EXERCISE →
Show all lines holding the string "looking".

---- MATERIAL PROVIDED

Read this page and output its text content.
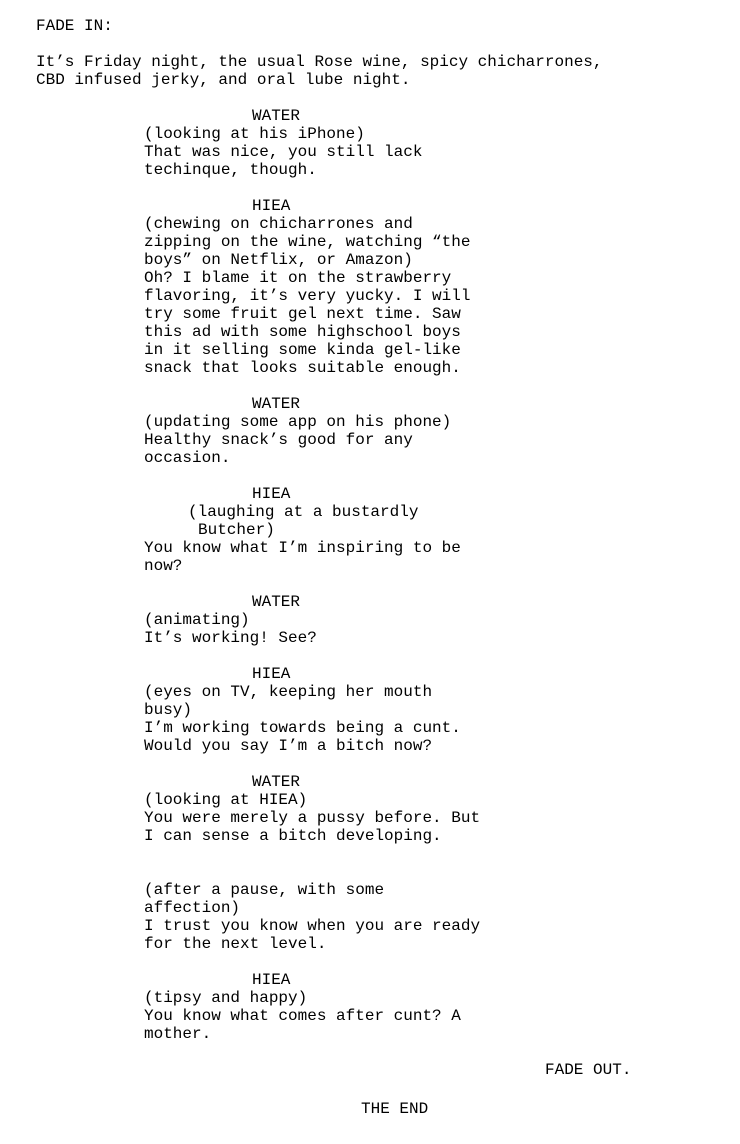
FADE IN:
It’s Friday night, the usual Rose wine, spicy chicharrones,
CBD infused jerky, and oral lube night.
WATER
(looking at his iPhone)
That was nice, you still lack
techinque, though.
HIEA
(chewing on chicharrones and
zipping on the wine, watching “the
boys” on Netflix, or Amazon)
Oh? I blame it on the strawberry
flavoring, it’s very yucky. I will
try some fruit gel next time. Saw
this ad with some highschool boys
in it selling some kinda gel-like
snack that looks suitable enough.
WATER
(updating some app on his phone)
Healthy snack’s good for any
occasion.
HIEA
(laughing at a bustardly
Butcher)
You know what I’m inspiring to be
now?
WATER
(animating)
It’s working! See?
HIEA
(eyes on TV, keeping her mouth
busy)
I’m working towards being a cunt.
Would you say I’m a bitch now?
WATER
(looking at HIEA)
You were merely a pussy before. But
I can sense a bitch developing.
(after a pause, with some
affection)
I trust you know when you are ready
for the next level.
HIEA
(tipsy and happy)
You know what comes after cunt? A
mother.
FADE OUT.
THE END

--------

IN RESPONSE →
(looking at his iPhone)
(looking at HIEA)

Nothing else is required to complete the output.